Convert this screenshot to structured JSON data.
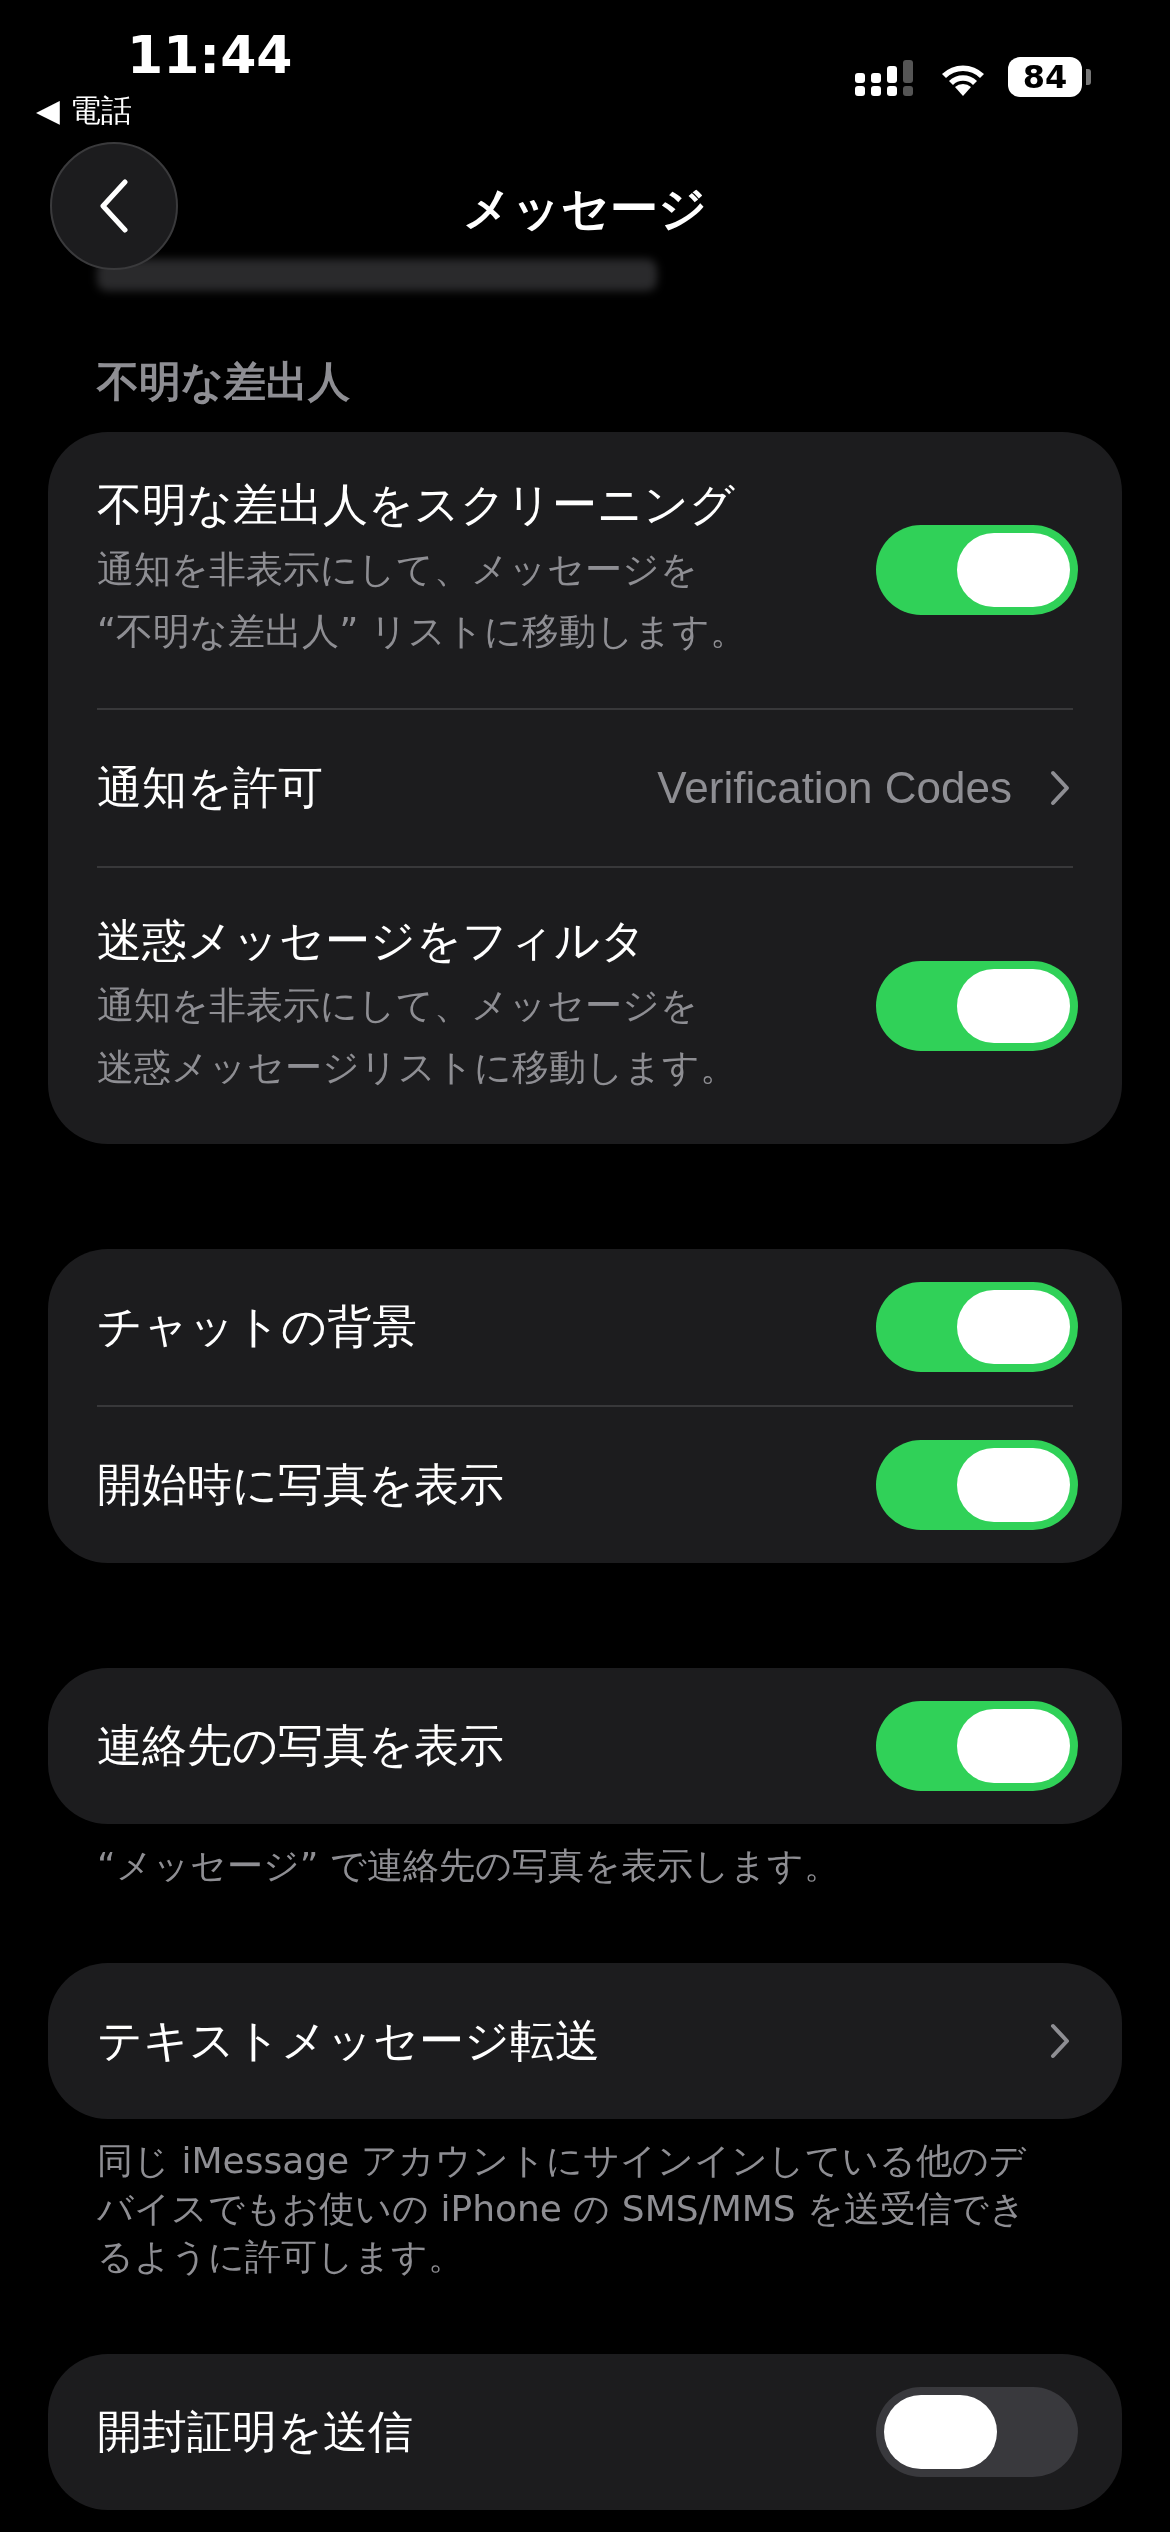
{
  "status_bar": {
    "time": "11:44",
    "back_app": "◀ 電話",
    "battery": "84"
  },
  "nav": {
    "title": "メッセージ"
  },
  "sections": [
    {
      "header": "不明な差出人",
      "rows": [
        {
          "kind": "toggle",
          "title": "不明な差出人をスクリーニング",
          "subtitle": [
            "通知を非表示にして、メッセージを",
            "“不明な差出人” リストに移動します。"
          ],
          "on": true
        },
        {
          "kind": "link",
          "title": "通知を許可",
          "value": "Verification Codes"
        },
        {
          "kind": "toggle",
          "title": "迷惑メッセージをフィルタ",
          "subtitle": [
            "通知を非表示にして、メッセージを",
            "迷惑メッセージリストに移動します。"
          ],
          "on": true
        }
      ]
    },
    {
      "rows": [
        {
          "kind": "toggle",
          "title": "チャットの背景",
          "on": true
        },
        {
          "kind": "toggle",
          "title": "開始時に写真を表示",
          "on": true
        }
      ]
    },
    {
      "rows": [
        {
          "kind": "toggle",
          "title": "連絡先の写真を表示",
          "on": true
        }
      ],
      "footer": "“メッセージ” で連絡先の写真を表示します。"
    },
    {
      "rows": [
        {
          "kind": "link",
          "title": "テキストメッセージ転送"
        }
      ],
      "footer": "同じ iMessage アカウントにサインインしている他のデバイスでもお使いの iPhone の SMS/MMS を送受信できるように許可します。"
    },
    {
      "rows": [
        {
          "kind": "toggle",
          "title": "開封証明を送信",
          "on": false
        }
      ]
    }
  ]
}
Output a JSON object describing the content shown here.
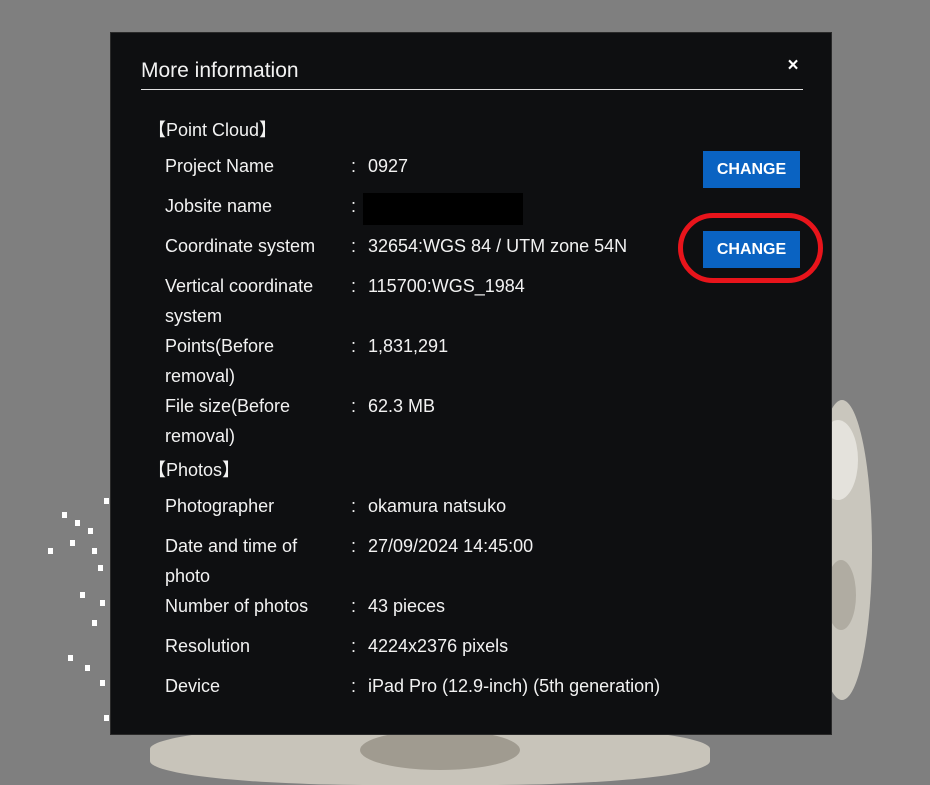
{
  "dialog": {
    "title": "More information",
    "close_label": "×",
    "point_cloud_heading": "【Point Cloud】",
    "photos_heading": "【Photos】",
    "separator": ":",
    "change_label": "CHANGE"
  },
  "point_cloud": {
    "project_name": {
      "label": "Project Name",
      "value": "0927"
    },
    "jobsite_name": {
      "label": "Jobsite name",
      "value": ""
    },
    "coordinate_system": {
      "label": "Coordinate system",
      "value": "32654:WGS 84 / UTM zone 54N"
    },
    "vertical_coordinate_system": {
      "label_1": "Vertical coordinate",
      "label_2": "system",
      "value": "115700:WGS_1984"
    },
    "points": {
      "label_1": "Points(Before",
      "label_2": "removal)",
      "value": "1,831,291"
    },
    "file_size": {
      "label_1": "File size(Before",
      "label_2": "removal)",
      "value": "62.3 MB"
    }
  },
  "photos": {
    "photographer": {
      "label": "Photographer",
      "value": "okamura natsuko"
    },
    "date_time": {
      "label_1": "Date and time of",
      "label_2": "photo",
      "value": "27/09/2024 14:45:00"
    },
    "number_of_photos": {
      "label": "Number of photos",
      "value": "43 pieces"
    },
    "resolution": {
      "label": "Resolution",
      "value": "4224x2376 pixels"
    },
    "device": {
      "label": "Device",
      "value": "iPad Pro (12.9-inch) (5th generation)"
    }
  },
  "colors": {
    "overlay": "#7f7f7f",
    "dialog_background": "#0e0f11",
    "button": "#0a63c2",
    "highlight": "#e8141b"
  }
}
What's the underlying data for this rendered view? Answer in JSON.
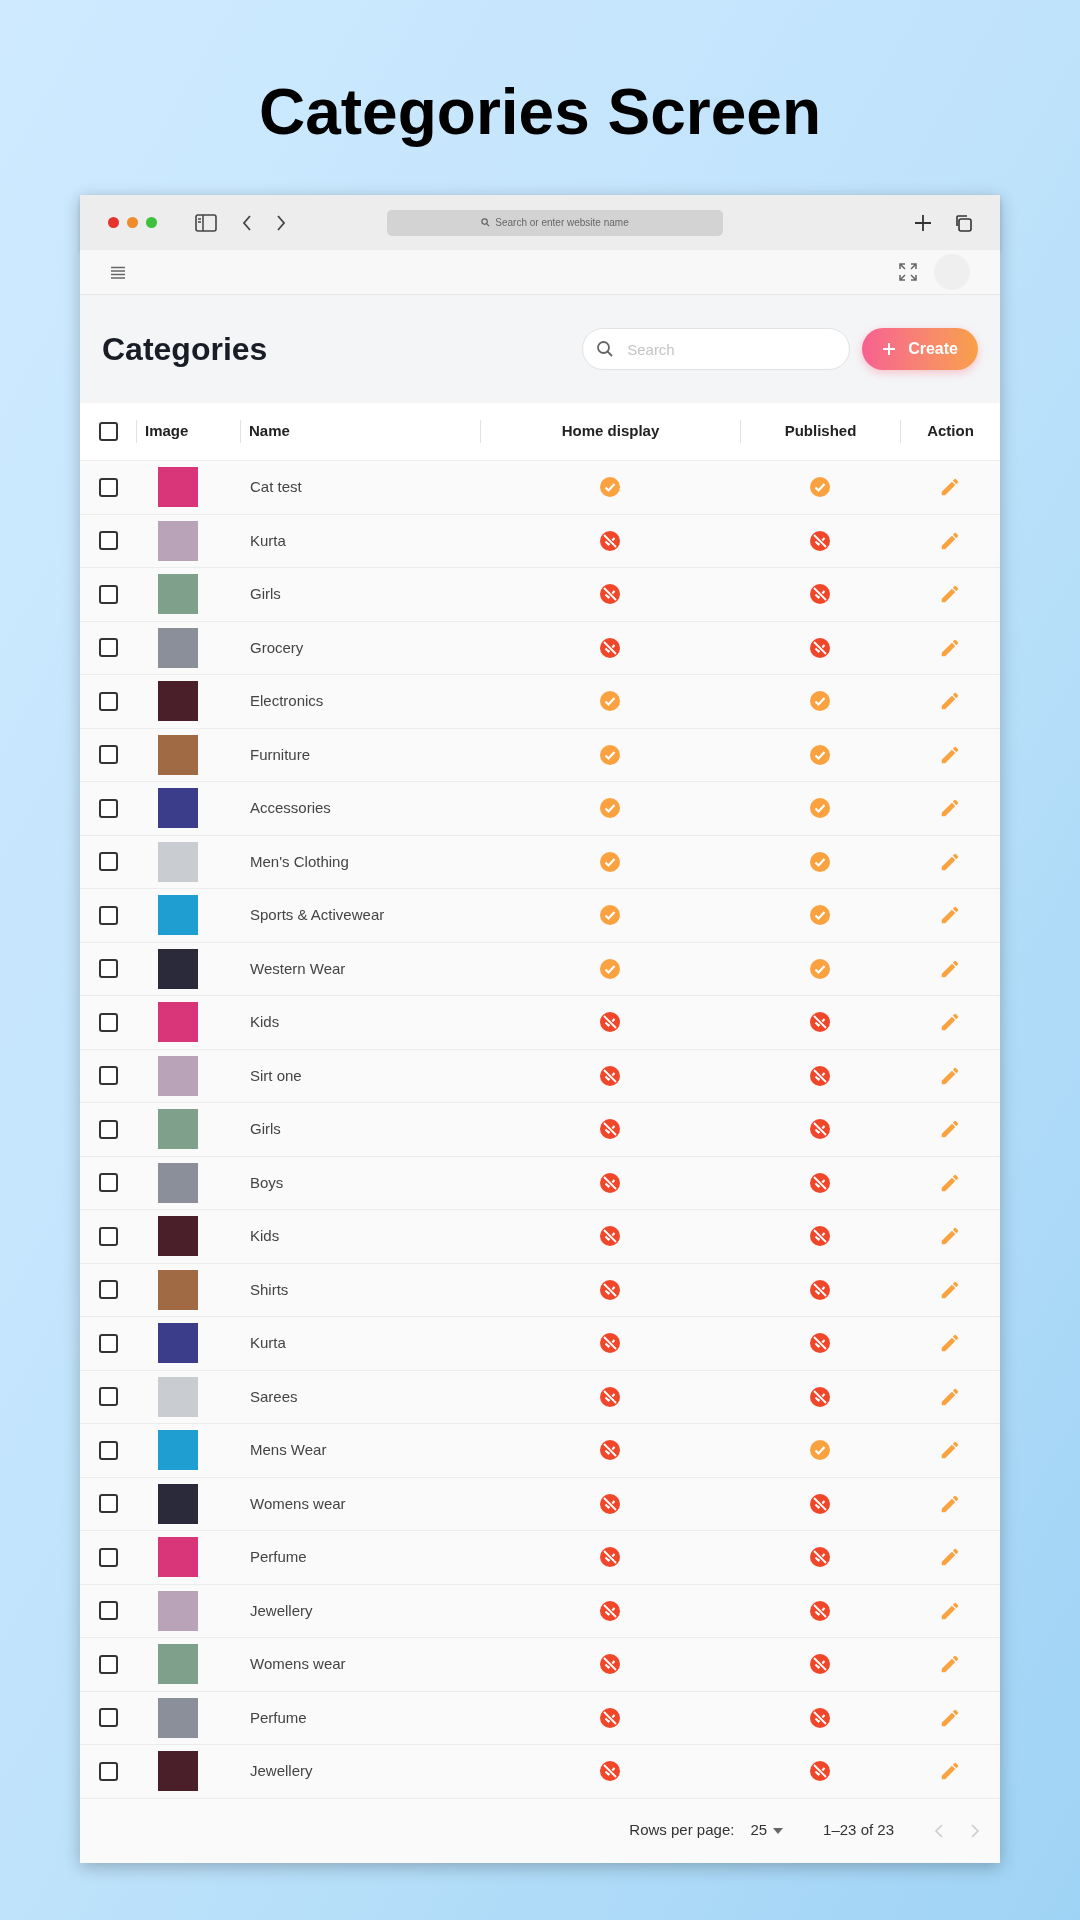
{
  "headline": "Categories Screen",
  "browser": {
    "address_placeholder": "Search or enter website name"
  },
  "page": {
    "title": "Categories",
    "search": {
      "placeholder": "Search"
    },
    "create_button": "Create"
  },
  "table": {
    "select_all": {
      "checked": false
    },
    "columns": [
      "Image",
      "Name",
      "Home display",
      "Published",
      "Action"
    ],
    "rows": [
      {
        "name": "Cat test",
        "checked": false,
        "home_display": true,
        "published": true
      },
      {
        "name": "Kurta",
        "checked": false,
        "home_display": false,
        "published": false
      },
      {
        "name": "Girls",
        "checked": false,
        "home_display": false,
        "published": false
      },
      {
        "name": "Grocery",
        "checked": false,
        "home_display": false,
        "published": false
      },
      {
        "name": "Electronics",
        "checked": false,
        "home_display": true,
        "published": true
      },
      {
        "name": "Furniture",
        "checked": false,
        "home_display": true,
        "published": true
      },
      {
        "name": "Accessories",
        "checked": false,
        "home_display": true,
        "published": true
      },
      {
        "name": "Men's Clothing",
        "checked": false,
        "home_display": true,
        "published": true
      },
      {
        "name": "Sports & Activewear",
        "checked": false,
        "home_display": true,
        "published": true
      },
      {
        "name": "Western Wear",
        "checked": false,
        "home_display": true,
        "published": true
      },
      {
        "name": "Kids",
        "checked": false,
        "home_display": false,
        "published": false
      },
      {
        "name": "Sirt one",
        "checked": false,
        "home_display": false,
        "published": false
      },
      {
        "name": "Girls",
        "checked": false,
        "home_display": false,
        "published": false
      },
      {
        "name": "Boys",
        "checked": false,
        "home_display": false,
        "published": false
      },
      {
        "name": "Kids",
        "checked": false,
        "home_display": false,
        "published": false
      },
      {
        "name": "Shirts",
        "checked": false,
        "home_display": false,
        "published": false
      },
      {
        "name": "Kurta",
        "checked": false,
        "home_display": false,
        "published": false
      },
      {
        "name": "Sarees",
        "checked": false,
        "home_display": false,
        "published": false
      },
      {
        "name": "Mens Wear",
        "checked": false,
        "home_display": false,
        "published": true
      },
      {
        "name": "Womens wear",
        "checked": false,
        "home_display": false,
        "published": false
      },
      {
        "name": "Perfume",
        "checked": false,
        "home_display": false,
        "published": false
      },
      {
        "name": "Jewellery",
        "checked": false,
        "home_display": false,
        "published": false
      },
      {
        "name": "Womens wear",
        "checked": false,
        "home_display": false,
        "published": false
      },
      {
        "name": "Perfume",
        "checked": false,
        "home_display": false,
        "published": false
      },
      {
        "name": "Jewellery",
        "checked": false,
        "home_display": false,
        "published": false
      }
    ]
  },
  "pagination": {
    "rows_per_page_label": "Rows per page:",
    "rows_per_page": "25",
    "range": "1–23 of 23"
  }
}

- Requirements
Each record above should be copied character for character, with pictures dropped.

- Solved exercise
Convert this screenshot to structured JSON data.
{
  "status_bar": {
    "time": "11:44",
    "back_app": "◀ 電話",
    "battery": "84"
  },
  "nav": {
    "title": "メッセージ"
  },
  "sections": [
    {
      "header": "不明な差出人",
      "rows": [
        {
          "kind": "toggle",
          "title": "不明な差出人をスクリーニング",
          "subtitle": [
            "通知を非表示にして、メッセージを",
            "“不明な差出人” リストに移動します。"
          ],
          "on": true
        },
        {
          "kind": "link",
          "title": "通知を許可",
          "value": "Verification Codes"
        },
        {
          "kind": "toggle",
          "title": "迷惑メッセージをフィルタ",
          "subtitle": [
            "通知を非表示にして、メッセージを",
            "迷惑メッセージリストに移動します。"
          ],
          "on": true
        }
      ]
    },
    {
      "rows": [
        {
          "kind": "toggle",
          "title": "チャットの背景",
          "on": true
        },
        {
          "kind": "toggle",
          "title": "開始時に写真を表示",
          "on": true
        }
      ]
    },
    {
      "rows": [
        {
          "kind": "toggle",
          "title": "連絡先の写真を表示",
          "on": true
        }
      ],
      "footer": "“メッセージ” で連絡先の写真を表示します。"
    },
    {
      "rows": [
        {
          "kind": "link",
          "title": "テキストメッセージ転送"
        }
      ],
      "footer": "同じ iMessage アカウントにサインインしている他のデバイスでもお使いの iPhone の SMS/MMS を送受信できるように許可します。"
    },
    {
      "rows": [
        {
          "kind": "toggle",
          "title": "開封証明を送信",
          "on": false
        }
      ]
    }
  ]
}
Output a JSON object describing the content shown here.
{
  "dialog": {
    "title": "More information",
    "close_label": "×",
    "point_cloud_heading": "【Point Cloud】",
    "photos_heading": "【Photos】",
    "separator": ":",
    "change_label": "CHANGE"
  },
  "point_cloud": {
    "project_name": {
      "label": "Project Name",
      "value": "0927"
    },
    "jobsite_name": {
      "label": "Jobsite name",
      "value": ""
    },
    "coordinate_system": {
      "label": "Coordinate system",
      "value": "32654:WGS 84 / UTM zone 54N"
    },
    "vertical_coordinate_system": {
      "label_1": "Vertical coordinate",
      "label_2": "system",
      "value": "115700:WGS_1984"
    },
    "points": {
      "label_1": "Points(Before",
      "label_2": "removal)",
      "value": "1,831,291"
    },
    "file_size": {
      "label_1": "File size(Before",
      "label_2": "removal)",
      "value": "62.3 MB"
    }
  },
  "photos": {
    "photographer": {
      "label": "Photographer",
      "value": "okamura natsuko"
    },
    "date_time": {
      "label_1": "Date and time of",
      "label_2": "photo",
      "value": "27/09/2024 14:45:00"
    },
    "number_of_photos": {
      "label": "Number of photos",
      "value": "43 pieces"
    },
    "resolution": {
      "label": "Resolution",
      "value": "4224x2376 pixels"
    },
    "device": {
      "label": "Device",
      "value": "iPad Pro (12.9-inch) (5th generation)"
    }
  },
  "colors": {
    "overlay": "#7f7f7f",
    "dialog_background": "#0e0f11",
    "button": "#0a63c2",
    "highlight": "#e8141b"
  }
}
What's the underlying data for this rendered view? Answer in JSON.
{
  "headline": "Categories Screen",
  "browser": {
    "address_placeholder": "Search or enter website name"
  },
  "page": {
    "title": "Categories",
    "search": {
      "placeholder": "Search"
    },
    "create_button": "Create"
  },
  "table": {
    "select_all": {
      "checked": false
    },
    "columns": [
      "Image",
      "Name",
      "Home display",
      "Published",
      "Action"
    ],
    "rows": [
      {
        "name": "Cat test",
        "checked": false,
        "home_display": true,
        "published": true
      },
      {
        "name": "Kurta",
        "checked": false,
        "home_display": false,
        "published": false
      },
      {
        "name": "Girls",
        "checked": false,
        "home_display": false,
        "published": false
      },
      {
        "name": "Grocery",
        "checked": false,
        "home_display": false,
        "published": false
      },
      {
        "name": "Electronics",
        "checked": false,
        "home_display": true,
        "published": true
      },
      {
        "name": "Furniture",
        "checked": false,
        "home_display": true,
        "published": true
      },
      {
        "name": "Accessories",
        "checked": false,
        "home_display": true,
        "published": true
      },
      {
        "name": "Men's Clothing",
        "checked": false,
        "home_display": true,
        "published": true
      },
      {
        "name": "Sports & Activewear",
        "checked": false,
        "home_display": true,
        "published": true
      },
      {
        "name": "Western Wear",
        "checked": false,
        "home_display": true,
        "published": true
      },
      {
        "name": "Kids",
        "checked": false,
        "home_display": false,
        "published": false
      },
      {
        "name": "Sirt one",
        "checked": false,
        "home_display": false,
        "published": false
      },
      {
        "name": "Girls",
        "checked": false,
        "home_display": false,
        "published": false
      },
      {
        "name": "Boys",
        "checked": false,
        "home_display": false,
        "published": false
      },
      {
        "name": "Kids",
        "checked": false,
        "home_display": false,
        "published": false
      },
      {
        "name": "Shirts",
        "checked": false,
        "home_display": false,
        "published": false
      },
      {
        "name": "Kurta",
        "checked": false,
        "home_display": false,
        "published": false
      },
      {
        "name": "Sarees",
        "checked": false,
        "home_display": false,
        "published": false
      },
      {
        "name": "Mens Wear",
        "checked": false,
        "home_display": false,
        "published": true
      },
      {
        "name": "Womens wear",
        "checked": false,
        "home_display": false,
        "published": false
      },
      {
        "name": "Perfume",
        "checked": false,
        "home_display": false,
        "published": false
      },
      {
        "name": "Jewellery",
        "checked": false,
        "home_display": false,
        "published": false
      },
      {
        "name": "Womens wear",
        "checked": false,
        "home_display": false,
        "published": false
      },
      {
        "name": "Perfume",
        "checked": false,
        "home_display": false,
        "published": false
      },
      {
        "name": "Jewellery",
        "checked": false,
        "home_display": false,
        "published": false
      }
    ]
  },
  "pagination": {
    "rows_per_page_label": "Rows per page:",
    "rows_per_page": "25",
    "range": "1–23 of 23"
  }
}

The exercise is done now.